▸ **Stored data**:
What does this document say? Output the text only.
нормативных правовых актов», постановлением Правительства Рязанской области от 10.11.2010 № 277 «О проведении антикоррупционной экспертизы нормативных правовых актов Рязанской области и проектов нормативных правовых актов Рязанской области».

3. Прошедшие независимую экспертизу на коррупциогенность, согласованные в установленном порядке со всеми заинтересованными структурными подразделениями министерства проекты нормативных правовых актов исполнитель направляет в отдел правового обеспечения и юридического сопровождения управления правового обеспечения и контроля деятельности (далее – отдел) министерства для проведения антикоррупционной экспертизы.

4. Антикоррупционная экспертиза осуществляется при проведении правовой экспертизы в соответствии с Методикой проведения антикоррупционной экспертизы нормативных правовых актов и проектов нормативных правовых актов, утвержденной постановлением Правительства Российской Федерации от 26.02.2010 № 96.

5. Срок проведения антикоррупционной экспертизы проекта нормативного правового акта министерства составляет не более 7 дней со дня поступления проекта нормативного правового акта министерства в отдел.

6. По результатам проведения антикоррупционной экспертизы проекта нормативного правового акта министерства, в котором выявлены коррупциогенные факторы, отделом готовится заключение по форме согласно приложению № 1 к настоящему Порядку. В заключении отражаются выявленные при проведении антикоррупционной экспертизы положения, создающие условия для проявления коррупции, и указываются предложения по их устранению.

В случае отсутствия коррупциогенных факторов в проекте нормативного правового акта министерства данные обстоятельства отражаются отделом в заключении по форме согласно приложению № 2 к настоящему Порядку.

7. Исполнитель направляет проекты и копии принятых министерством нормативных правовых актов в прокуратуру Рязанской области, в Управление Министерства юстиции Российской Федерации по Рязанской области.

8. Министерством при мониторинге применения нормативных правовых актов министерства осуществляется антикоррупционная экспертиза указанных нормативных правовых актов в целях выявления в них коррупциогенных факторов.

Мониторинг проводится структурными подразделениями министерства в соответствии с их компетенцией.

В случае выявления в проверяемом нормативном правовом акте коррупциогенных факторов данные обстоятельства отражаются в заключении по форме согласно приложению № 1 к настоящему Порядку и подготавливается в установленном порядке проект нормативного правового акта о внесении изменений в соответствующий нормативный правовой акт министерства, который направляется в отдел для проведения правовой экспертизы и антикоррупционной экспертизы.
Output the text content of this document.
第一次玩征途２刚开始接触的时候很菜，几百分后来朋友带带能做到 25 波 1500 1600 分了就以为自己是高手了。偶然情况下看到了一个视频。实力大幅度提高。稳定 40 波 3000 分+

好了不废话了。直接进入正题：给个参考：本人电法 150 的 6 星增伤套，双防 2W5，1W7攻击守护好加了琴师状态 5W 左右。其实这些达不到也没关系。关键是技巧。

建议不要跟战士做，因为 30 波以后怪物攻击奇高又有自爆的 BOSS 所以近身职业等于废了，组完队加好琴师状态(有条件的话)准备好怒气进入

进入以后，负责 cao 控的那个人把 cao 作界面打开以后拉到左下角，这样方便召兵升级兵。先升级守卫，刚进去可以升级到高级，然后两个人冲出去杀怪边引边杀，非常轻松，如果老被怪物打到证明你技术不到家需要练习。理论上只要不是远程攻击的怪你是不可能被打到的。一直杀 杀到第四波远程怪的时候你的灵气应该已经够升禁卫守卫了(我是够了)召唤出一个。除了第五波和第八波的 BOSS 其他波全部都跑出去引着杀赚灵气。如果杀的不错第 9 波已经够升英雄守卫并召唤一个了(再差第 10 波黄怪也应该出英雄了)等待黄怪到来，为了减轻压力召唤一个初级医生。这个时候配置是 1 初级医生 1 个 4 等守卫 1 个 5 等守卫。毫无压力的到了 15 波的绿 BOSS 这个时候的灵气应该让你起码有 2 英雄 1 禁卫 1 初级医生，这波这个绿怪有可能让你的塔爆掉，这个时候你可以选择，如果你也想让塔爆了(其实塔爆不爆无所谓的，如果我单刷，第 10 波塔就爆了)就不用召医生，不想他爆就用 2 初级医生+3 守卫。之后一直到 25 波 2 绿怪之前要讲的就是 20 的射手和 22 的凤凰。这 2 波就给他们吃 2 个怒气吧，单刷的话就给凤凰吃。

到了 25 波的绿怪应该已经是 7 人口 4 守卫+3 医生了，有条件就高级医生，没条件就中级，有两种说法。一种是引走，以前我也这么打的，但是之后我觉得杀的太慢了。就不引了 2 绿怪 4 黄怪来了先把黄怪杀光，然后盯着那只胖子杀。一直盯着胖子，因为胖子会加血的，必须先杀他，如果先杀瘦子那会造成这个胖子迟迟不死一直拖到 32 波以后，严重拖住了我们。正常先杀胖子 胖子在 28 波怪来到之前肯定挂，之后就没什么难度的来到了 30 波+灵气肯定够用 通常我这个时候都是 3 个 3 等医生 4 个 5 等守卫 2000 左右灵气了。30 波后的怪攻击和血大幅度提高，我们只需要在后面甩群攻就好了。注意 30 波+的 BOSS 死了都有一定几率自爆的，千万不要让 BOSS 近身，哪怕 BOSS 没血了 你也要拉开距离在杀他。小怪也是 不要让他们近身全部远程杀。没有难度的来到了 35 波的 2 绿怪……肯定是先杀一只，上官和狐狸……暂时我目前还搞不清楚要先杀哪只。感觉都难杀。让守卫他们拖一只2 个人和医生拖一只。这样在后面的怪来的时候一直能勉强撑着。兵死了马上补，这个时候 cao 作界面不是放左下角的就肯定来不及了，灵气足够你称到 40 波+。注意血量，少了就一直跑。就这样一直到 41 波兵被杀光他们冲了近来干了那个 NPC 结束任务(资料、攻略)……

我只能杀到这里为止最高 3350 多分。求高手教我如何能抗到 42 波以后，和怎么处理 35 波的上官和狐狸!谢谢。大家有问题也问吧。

▸ **Written exercise**: Produce an exact copy of the whole listing.

▸ **Exercise answer**:
What does this document say? Output the text only.
нормативных правовых актов», постановлением Правительства Рязанской области от 10.11.2010 № 277 «О проведении антикоррупционной экспертизы нормативных правовых актов Рязанской области и проектов нормативных правовых актов Рязанской области».

3. Прошедшие независимую экспертизу на коррупциогенность, согласованные в установленном порядке со всеми заинтересованными структурными подразделениями министерства проекты нормативных правовых актов исполнитель направляет в отдел правового обеспечения и юридического сопровождения управления правового обеспечения и контроля деятельности (далее – отдел) министерства для проведения антикоррупционной экспертизы.

4. Антикоррупционная экспертиза осуществляется при проведении правовой экспертизы в соответствии с Методикой проведения антикоррупционной экспертизы нормативных правовых актов и проектов нормативных правовых актов, утвержденной постановлением Правительства Российской Федерации от 26.02.2010 № 96.

5. Срок проведения антикоррупционной экспертизы проекта нормативного правового акта министерства составляет не более 7 дней со дня поступления проекта нормативного правового акта министерства в отдел.

6. По результатам проведения антикоррупционной экспертизы проекта нормативного правового акта министерства, в котором выявлены коррупциогенные факторы, отделом готовится заключение по форме согласно приложению № 1 к настоящему Порядку. В заключении отражаются выявленные при проведении антикоррупционной экспертизы положения, создающие условия для проявления коррупции, и указываются предложения по их устранению.

В случае отсутствия коррупциогенных факторов в проекте нормативного правового акта министерства данные обстоятельства отражаются отделом в заключении по форме согласно приложению № 2 к настоящему Порядку.

7. Исполнитель направляет проекты и копии принятых министерством нормативных правовых актов в прокуратуру Рязанской области, в Управление Министерства юстиции Российской Федерации по Рязанской области.

8. Министерством при мониторинге применения нормативных правовых актов министерства осуществляется антикоррупционная экспертиза указанных нормативных правовых актов в целях выявления в них коррупциогенных факторов.

Мониторинг проводится структурными подразделениями министерства в соответствии с их компетенцией.

В случае выявления в проверяемом нормативном правовом акте коррупциогенных факторов данные обстоятельства отражаются в заключении по форме согласно приложению № 1 к настоящему Порядку и подготавливается в установленном порядке проект нормативного правового акта о внесении изменений в соответствующий нормативный правовой акт министерства, который направляется в отдел для проведения правовой экспертизы и антикоррупционной экспертизы.
Output the text content of this document.
第一次玩征途２刚开始接触的时候很菜，几百分后来朋友带带能做到 25 波 1500 1600 分了就以为自己是高手了。偶然情况下看到了一个视频。实力大幅度提高。稳定 40 波 3000 分+

好了不废话了。直接进入正题：给个参考：本人电法 150 的 6 星增伤套，双防 2W5，1W7攻击守护好加了琴师状态 5W 左右。其实这些达不到也没关系。关键是技巧。

建议不要跟战士做，因为 30 波以后怪物攻击奇高又有自爆的 BOSS 所以近身职业等于废了，组完队加好琴师状态(有条件的话)准备好怒气进入

进入以后，负责 cao 控的那个人把 cao 作界面打开以后拉到左下角，这样方便召兵升级兵。先升级守卫，刚进去可以升级到高级，然后两个人冲出去杀怪边引边杀，非常轻松，如果老被怪物打到证明你技术不到家需要练习。理论上只要不是远程攻击的怪你是不可能被打到的。一直杀 杀到第四波远程怪的时候你的灵气应该已经够升禁卫守卫了(我是够了)召唤出一个。除了第五波和第八波的 BOSS 其他波全部都跑出去引着杀赚灵气。如果杀的不错第 9 波已经够升英雄守卫并召唤一个了(再差第 10 波黄怪也应该出英雄了)等待黄怪到来，为了减轻压力召唤一个初级医生。这个时候配置是 1 初级医生 1 个 4 等守卫 1 个 5 等守卫。毫无压力的到了 15 波的绿 BOSS 这个时候的灵气应该让你起码有 2 英雄 1 禁卫 1 初级医生，这波这个绿怪有可能让你的塔爆掉，这个时候你可以选择，如果你也想让塔爆了(其实塔爆不爆无所谓的，如果我单刷，第 10 波塔就爆了)就不用召医生，不想他爆就用 2 初级医生+3 守卫。之后一直到 25 波 2 绿怪之前要讲的就是 20 的射手和 22 的凤凰。这 2 波就给他们吃 2 个怒气吧，单刷的话就给凤凰吃。

到了 25 波的绿怪应该已经是 7 人口 4 守卫+3 医生了，有条件就高级医生，没条件就中级，有两种说法。一种是引走，以前我也这么打的，但是之后我觉得杀的太慢了。就不引了 2 绿怪 4 黄怪来了先把黄怪杀光，然后盯着那只胖子杀。一直盯着胖子，因为胖子会加血的，必须先杀他，如果先杀瘦子那会造成这个胖子迟迟不死一直拖到 32 波以后，严重拖住了我们。正常先杀胖子 胖子在 28 波怪来到之前肯定挂，之后就没什么难度的来到了 30 波+灵气肯定够用 通常我这个时候都是 3 个 3 等医生 4 个 5 等守卫 2000 左右灵气了。30 波后的怪攻击和血大幅度提高，我们只需要在后面甩群攻就好了。注意 30 波+的 BOSS 死了都有一定几率自爆的，千万不要让 BOSS 近身，哪怕 BOSS 没血了 你也要拉开距离在杀他。小怪也是 不要让他们近身全部远程杀。没有难度的来到了 35 波的 2 绿怪……肯定是先杀一只，上官和狐狸……暂时我目前还搞不清楚要先杀哪只。感觉都难杀。让守卫他们拖一只2 个人和医生拖一只。这样在后面的怪来的时候一直能勉强撑着。兵死了马上补，这个时候 cao 作界面不是放左下角的就肯定来不及了，灵气足够你称到 40 波+。注意血量，少了就一直跑。就这样一直到 41 波兵被杀光他们冲了近来干了那个 NPC 结束任务(资料、攻略)……

我只能杀到这里为止最高 3350 多分。求高手教我如何能抗到 42 波以后，和怎么处理 35 波的上官和狐狸!谢谢。大家有问题也问吧。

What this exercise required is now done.